» Recorded data
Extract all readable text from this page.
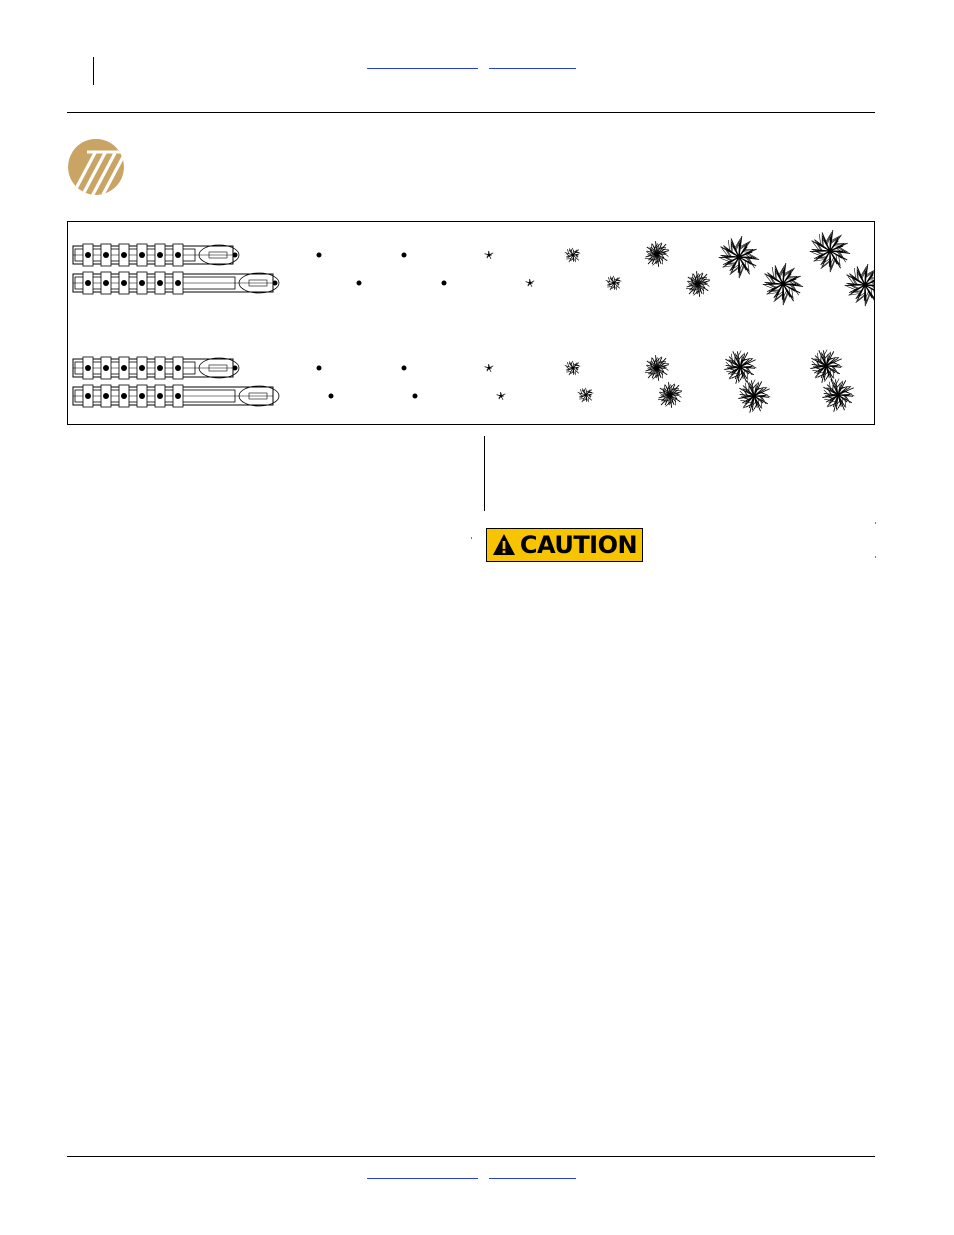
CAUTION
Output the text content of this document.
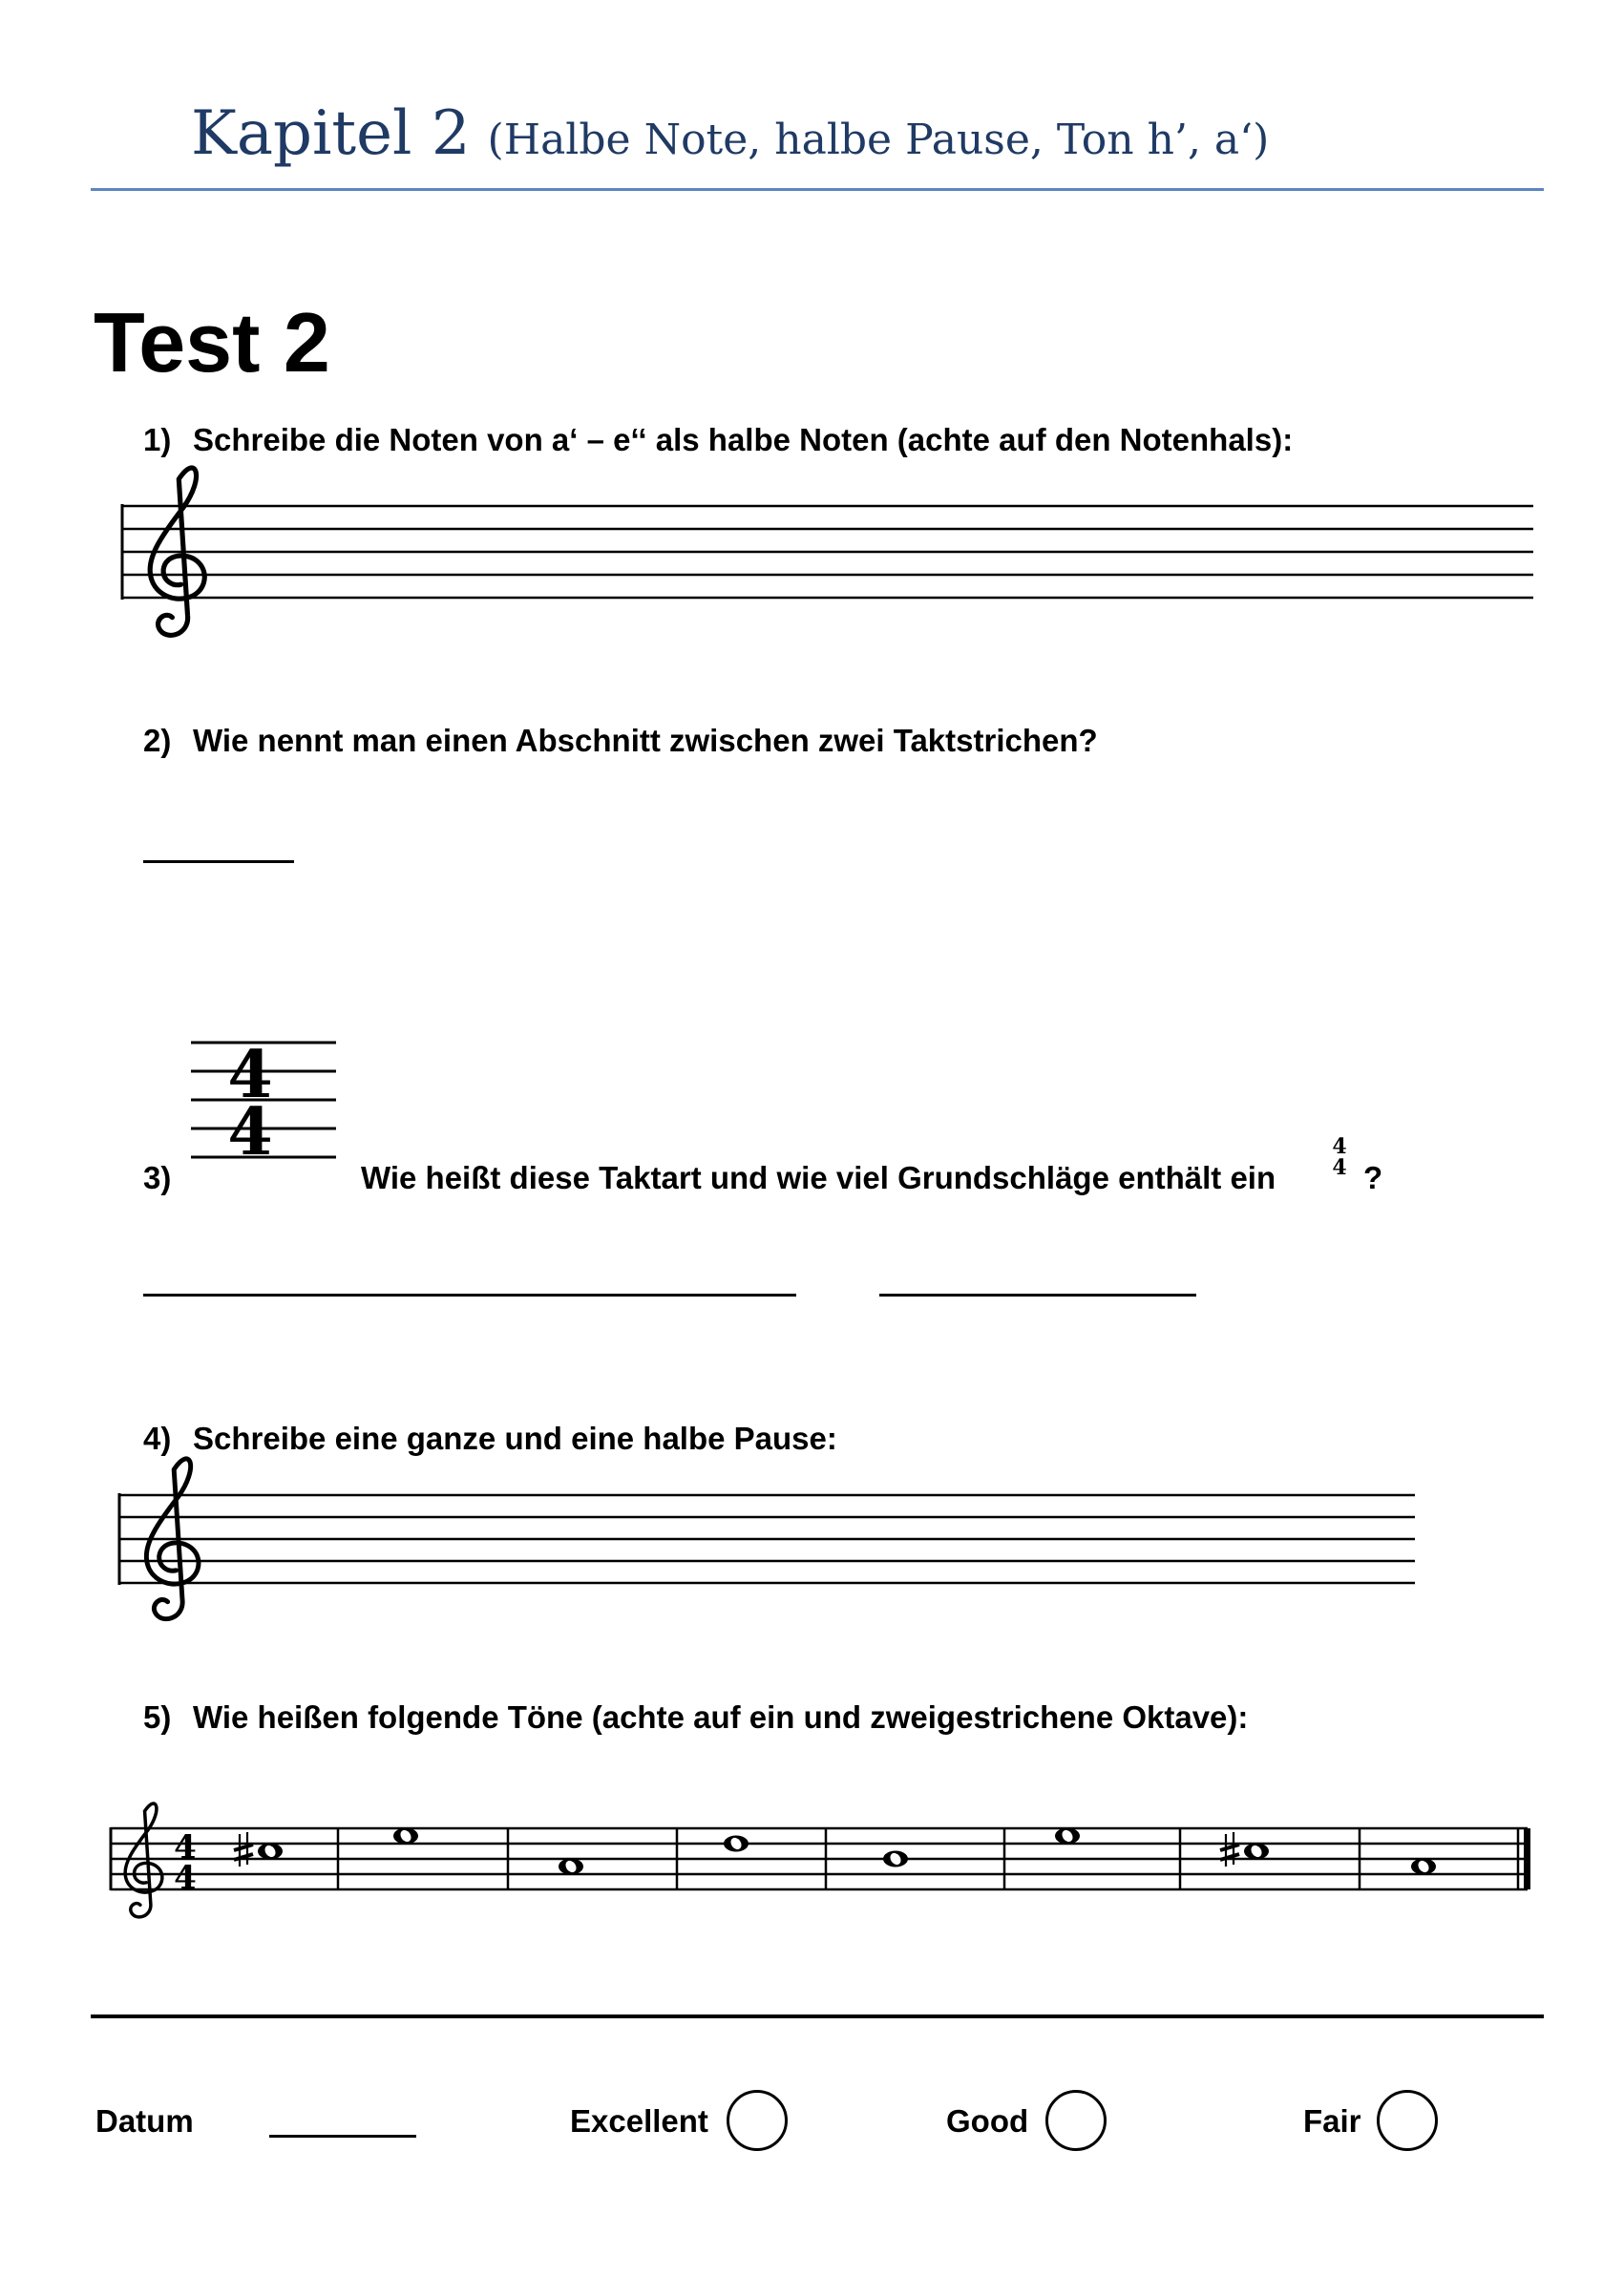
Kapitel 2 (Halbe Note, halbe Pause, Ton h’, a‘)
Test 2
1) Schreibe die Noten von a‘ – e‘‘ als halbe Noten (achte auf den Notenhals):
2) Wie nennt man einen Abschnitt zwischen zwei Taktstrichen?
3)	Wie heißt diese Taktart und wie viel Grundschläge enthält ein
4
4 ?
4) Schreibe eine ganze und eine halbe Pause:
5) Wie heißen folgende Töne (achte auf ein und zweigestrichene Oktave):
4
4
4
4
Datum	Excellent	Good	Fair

* * *

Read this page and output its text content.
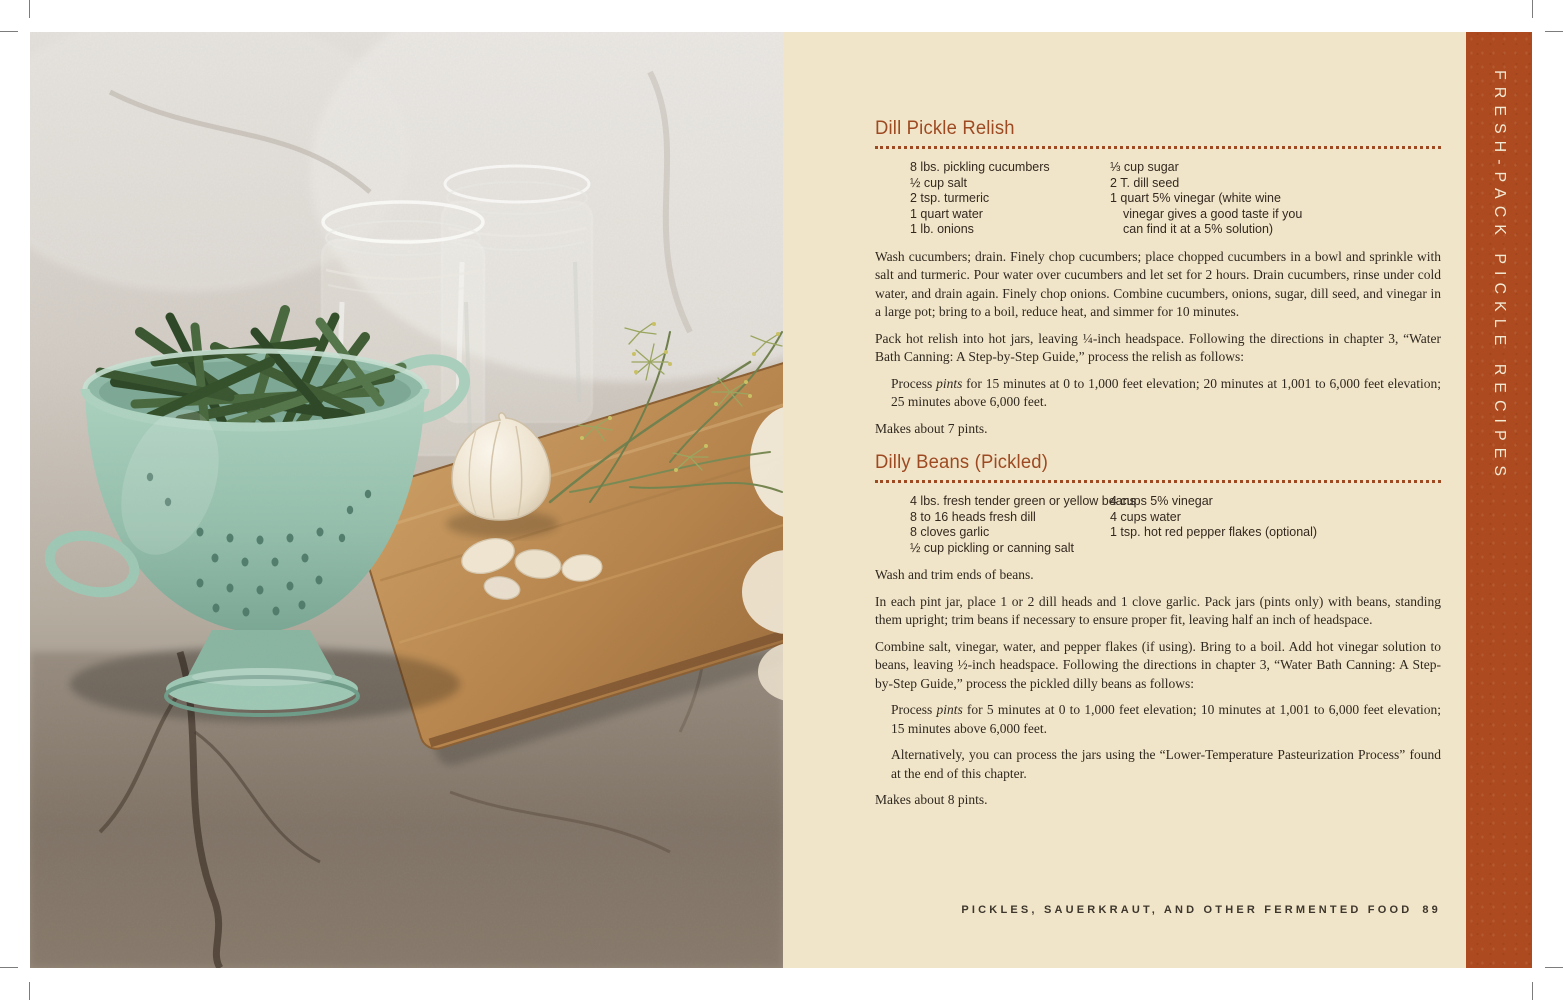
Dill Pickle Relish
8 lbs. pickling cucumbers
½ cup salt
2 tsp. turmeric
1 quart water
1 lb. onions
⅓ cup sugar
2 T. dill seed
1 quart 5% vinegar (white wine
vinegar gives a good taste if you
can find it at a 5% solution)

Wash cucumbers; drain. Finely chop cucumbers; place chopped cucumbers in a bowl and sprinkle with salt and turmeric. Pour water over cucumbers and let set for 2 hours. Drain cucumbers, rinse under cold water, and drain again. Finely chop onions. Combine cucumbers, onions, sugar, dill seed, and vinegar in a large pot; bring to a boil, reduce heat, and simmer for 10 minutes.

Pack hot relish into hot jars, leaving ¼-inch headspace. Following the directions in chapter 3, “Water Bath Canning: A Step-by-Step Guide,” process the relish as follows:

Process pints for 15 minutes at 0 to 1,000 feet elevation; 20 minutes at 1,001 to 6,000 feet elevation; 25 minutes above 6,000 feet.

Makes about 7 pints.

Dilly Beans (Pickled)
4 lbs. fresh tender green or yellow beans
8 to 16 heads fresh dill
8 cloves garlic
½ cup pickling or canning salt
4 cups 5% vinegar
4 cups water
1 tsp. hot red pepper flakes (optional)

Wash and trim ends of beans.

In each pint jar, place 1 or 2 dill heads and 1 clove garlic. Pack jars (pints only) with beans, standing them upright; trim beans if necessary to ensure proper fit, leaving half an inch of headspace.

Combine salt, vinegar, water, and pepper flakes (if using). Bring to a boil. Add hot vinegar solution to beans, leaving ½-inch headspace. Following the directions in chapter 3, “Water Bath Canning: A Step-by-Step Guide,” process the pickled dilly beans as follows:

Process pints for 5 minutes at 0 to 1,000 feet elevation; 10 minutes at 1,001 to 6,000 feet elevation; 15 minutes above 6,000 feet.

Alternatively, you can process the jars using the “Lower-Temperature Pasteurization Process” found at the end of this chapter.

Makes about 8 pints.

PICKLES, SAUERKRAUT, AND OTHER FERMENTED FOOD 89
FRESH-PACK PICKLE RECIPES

» What the task asks
Take every line from the data above that holds "salt" and copy it out.

» Task solution
½ cup salt
Wash cucumbers; drain. Finely chop cucumbers; place chopped cucumbers in a bowl and sprinkle with salt and turmeric. Pour water over cucumbers and let set for 2 hours. Drain cucumbers, rinse under cold water, and drain again. Finely chop onions. Combine cucumbers, onions, sugar, dill seed, and vinegar in a large pot; bring to a boil, reduce heat, and simmer for 10 minutes.
½ cup pickling or canning salt
Combine salt, vinegar, water, and pepper flakes (if using). Bring to a boil. Add hot vinegar solution to beans, leaving ½-inch headspace. Following the directions in chapter 3, “Water Bath Canning: A Step-by-Step Guide,” process the pickled dilly beans as follows:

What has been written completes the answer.